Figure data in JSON
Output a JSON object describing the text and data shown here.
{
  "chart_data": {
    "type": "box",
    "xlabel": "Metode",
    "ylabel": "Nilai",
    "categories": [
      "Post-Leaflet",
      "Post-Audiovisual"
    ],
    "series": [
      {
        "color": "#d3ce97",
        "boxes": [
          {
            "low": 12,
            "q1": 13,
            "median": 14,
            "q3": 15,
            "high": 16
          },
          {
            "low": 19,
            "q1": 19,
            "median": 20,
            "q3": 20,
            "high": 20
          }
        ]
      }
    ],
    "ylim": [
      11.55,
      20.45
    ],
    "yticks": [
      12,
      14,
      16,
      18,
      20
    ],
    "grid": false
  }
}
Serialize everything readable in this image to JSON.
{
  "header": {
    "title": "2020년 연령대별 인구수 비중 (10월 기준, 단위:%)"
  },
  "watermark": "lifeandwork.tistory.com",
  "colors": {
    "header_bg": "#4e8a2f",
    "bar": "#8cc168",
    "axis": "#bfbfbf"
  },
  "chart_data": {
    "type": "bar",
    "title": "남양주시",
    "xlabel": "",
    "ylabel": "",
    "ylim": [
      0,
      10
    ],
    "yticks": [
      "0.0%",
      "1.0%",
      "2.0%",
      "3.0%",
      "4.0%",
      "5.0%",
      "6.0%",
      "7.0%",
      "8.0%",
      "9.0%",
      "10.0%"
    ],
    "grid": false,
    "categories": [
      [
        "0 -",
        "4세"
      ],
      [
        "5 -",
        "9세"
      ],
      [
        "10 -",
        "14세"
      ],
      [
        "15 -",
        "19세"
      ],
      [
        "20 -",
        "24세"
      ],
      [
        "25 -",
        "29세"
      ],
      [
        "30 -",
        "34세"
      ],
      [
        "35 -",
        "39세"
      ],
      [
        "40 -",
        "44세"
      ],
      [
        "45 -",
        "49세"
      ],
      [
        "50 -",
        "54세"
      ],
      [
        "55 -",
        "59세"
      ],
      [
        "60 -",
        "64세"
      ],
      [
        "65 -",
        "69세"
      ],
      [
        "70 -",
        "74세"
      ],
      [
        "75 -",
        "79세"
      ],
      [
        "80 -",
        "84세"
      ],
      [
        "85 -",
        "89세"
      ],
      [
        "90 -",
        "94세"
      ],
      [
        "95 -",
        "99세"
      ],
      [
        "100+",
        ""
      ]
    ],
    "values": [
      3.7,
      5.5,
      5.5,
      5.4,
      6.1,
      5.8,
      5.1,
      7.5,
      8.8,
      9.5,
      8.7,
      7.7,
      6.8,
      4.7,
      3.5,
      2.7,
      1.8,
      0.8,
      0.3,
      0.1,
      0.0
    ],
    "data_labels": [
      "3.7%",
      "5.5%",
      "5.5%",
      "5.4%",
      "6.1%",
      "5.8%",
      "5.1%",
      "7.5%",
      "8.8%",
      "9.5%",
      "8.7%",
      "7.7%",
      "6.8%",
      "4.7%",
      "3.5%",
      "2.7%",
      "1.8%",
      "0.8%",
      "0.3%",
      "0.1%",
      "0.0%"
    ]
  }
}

## Set exercise
Gather all lines from the records above in which "title" appears.

## Solution for this task
    "title": "2020년 연령대별 인구수 비중 (10월 기준, 단위:%)"
    "title": "남양주시",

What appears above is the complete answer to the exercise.